— BEGIN Material for the task —

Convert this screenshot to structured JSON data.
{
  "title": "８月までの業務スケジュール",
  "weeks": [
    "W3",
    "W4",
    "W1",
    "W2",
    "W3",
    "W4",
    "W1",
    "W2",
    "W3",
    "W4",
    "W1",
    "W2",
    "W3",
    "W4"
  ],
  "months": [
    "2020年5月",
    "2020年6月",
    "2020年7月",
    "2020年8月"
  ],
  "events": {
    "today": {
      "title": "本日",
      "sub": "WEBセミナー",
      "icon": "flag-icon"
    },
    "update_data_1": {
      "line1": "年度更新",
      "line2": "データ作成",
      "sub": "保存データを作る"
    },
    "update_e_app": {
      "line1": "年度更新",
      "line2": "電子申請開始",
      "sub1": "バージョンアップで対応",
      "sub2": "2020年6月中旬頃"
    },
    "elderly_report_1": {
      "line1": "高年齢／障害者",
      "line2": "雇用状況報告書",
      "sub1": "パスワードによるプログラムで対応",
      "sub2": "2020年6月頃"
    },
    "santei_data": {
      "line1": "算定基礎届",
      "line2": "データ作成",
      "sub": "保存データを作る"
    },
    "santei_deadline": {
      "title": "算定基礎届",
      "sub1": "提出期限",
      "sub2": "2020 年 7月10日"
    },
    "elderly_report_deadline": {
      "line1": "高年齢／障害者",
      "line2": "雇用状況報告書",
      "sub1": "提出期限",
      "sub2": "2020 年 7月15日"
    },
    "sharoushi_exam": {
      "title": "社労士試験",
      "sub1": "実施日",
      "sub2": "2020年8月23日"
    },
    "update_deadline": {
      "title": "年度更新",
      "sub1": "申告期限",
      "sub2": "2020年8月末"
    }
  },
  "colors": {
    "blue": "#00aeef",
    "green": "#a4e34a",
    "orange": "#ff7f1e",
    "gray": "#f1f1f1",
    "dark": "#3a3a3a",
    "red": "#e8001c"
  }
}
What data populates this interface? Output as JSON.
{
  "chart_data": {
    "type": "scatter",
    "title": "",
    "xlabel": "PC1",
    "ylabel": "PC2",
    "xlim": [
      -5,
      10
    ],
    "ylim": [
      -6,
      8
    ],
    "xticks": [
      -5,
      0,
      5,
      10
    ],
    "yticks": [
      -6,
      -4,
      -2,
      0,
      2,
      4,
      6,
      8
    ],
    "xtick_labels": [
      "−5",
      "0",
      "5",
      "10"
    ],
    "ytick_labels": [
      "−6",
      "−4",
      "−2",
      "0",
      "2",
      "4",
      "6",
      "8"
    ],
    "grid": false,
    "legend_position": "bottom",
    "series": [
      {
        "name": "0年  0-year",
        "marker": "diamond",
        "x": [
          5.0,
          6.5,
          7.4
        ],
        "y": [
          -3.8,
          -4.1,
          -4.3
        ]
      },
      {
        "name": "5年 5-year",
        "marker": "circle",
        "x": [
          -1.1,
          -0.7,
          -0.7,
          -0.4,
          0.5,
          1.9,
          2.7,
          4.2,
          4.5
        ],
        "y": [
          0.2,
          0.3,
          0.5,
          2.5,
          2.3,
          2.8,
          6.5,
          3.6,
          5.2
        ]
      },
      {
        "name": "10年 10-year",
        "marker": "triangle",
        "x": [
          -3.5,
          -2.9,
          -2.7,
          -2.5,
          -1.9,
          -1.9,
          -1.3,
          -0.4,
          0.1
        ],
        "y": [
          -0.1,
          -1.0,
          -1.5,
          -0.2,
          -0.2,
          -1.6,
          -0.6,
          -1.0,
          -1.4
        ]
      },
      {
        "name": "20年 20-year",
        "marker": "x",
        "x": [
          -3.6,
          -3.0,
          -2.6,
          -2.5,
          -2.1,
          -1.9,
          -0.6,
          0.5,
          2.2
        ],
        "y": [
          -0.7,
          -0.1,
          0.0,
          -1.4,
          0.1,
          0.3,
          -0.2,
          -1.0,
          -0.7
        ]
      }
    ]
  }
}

— END Material for the task —

[What the task asks]:
Retype all of the material above with every character intact.

[Written reply]:
Convert this screenshot to structured JSON data.
{
  "title": "８月までの業務スケジュール",
  "weeks": [
    "W3",
    "W4",
    "W1",
    "W2",
    "W3",
    "W4",
    "W1",
    "W2",
    "W3",
    "W4",
    "W1",
    "W2",
    "W3",
    "W4"
  ],
  "months": [
    "2020年5月",
    "2020年6月",
    "2020年7月",
    "2020年8月"
  ],
  "events": {
    "today": {
      "title": "本日",
      "sub": "WEBセミナー",
      "icon": "flag-icon"
    },
    "update_data_1": {
      "line1": "年度更新",
      "line2": "データ作成",
      "sub": "保存データを作る"
    },
    "update_e_app": {
      "line1": "年度更新",
      "line2": "電子申請開始",
      "sub1": "バージョンアップで対応",
      "sub2": "2020年6月中旬頃"
    },
    "elderly_report_1": {
      "line1": "高年齢／障害者",
      "line2": "雇用状況報告書",
      "sub1": "パスワードによるプログラムで対応",
      "sub2": "2020年6月頃"
    },
    "santei_data": {
      "line1": "算定基礎届",
      "line2": "データ作成",
      "sub": "保存データを作る"
    },
    "santei_deadline": {
      "title": "算定基礎届",
      "sub1": "提出期限",
      "sub2": "2020 年 7月10日"
    },
    "elderly_report_deadline": {
      "line1": "高年齢／障害者",
      "line2": "雇用状況報告書",
      "sub1": "提出期限",
      "sub2": "2020 年 7月15日"
    },
    "sharoushi_exam": {
      "title": "社労士試験",
      "sub1": "実施日",
      "sub2": "2020年8月23日"
    },
    "update_deadline": {
      "title": "年度更新",
      "sub1": "申告期限",
      "sub2": "2020年8月末"
    }
  },
  "colors": {
    "blue": "#00aeef",
    "green": "#a4e34a",
    "orange": "#ff7f1e",
    "gray": "#f1f1f1",
    "dark": "#3a3a3a",
    "red": "#e8001c"
  }
}
What data populates this interface? Output as JSON.
{
  "chart_data": {
    "type": "scatter",
    "title": "",
    "xlabel": "PC1",
    "ylabel": "PC2",
    "xlim": [
      -5,
      10
    ],
    "ylim": [
      -6,
      8
    ],
    "xticks": [
      -5,
      0,
      5,
      10
    ],
    "yticks": [
      -6,
      -4,
      -2,
      0,
      2,
      4,
      6,
      8
    ],
    "xtick_labels": [
      "−5",
      "0",
      "5",
      "10"
    ],
    "ytick_labels": [
      "−6",
      "−4",
      "−2",
      "0",
      "2",
      "4",
      "6",
      "8"
    ],
    "grid": false,
    "legend_position": "bottom",
    "series": [
      {
        "name": "0年  0-year",
        "marker": "diamond",
        "x": [
          5.0,
          6.5,
          7.4
        ],
        "y": [
          -3.8,
          -4.1,
          -4.3
        ]
      },
      {
        "name": "5年 5-year",
        "marker": "circle",
        "x": [
          -1.1,
          -0.7,
          -0.7,
          -0.4,
          0.5,
          1.9,
          2.7,
          4.2,
          4.5
        ],
        "y": [
          0.2,
          0.3,
          0.5,
          2.5,
          2.3,
          2.8,
          6.5,
          3.6,
          5.2
        ]
      },
      {
        "name": "10年 10-year",
        "marker": "triangle",
        "x": [
          -3.5,
          -2.9,
          -2.7,
          -2.5,
          -1.9,
          -1.9,
          -1.3,
          -0.4,
          0.1
        ],
        "y": [
          -0.1,
          -1.0,
          -1.5,
          -0.2,
          -0.2,
          -1.6,
          -0.6,
          -1.0,
          -1.4
        ]
      },
      {
        "name": "20年 20-year",
        "marker": "x",
        "x": [
          -3.6,
          -3.0,
          -2.6,
          -2.5,
          -2.1,
          -1.9,
          -0.6,
          0.5,
          2.2
        ],
        "y": [
          -0.7,
          -0.1,
          0.0,
          -1.4,
          0.1,
          0.3,
          -0.2,
          -1.0,
          -0.7
        ]
      }
    ]
  }
}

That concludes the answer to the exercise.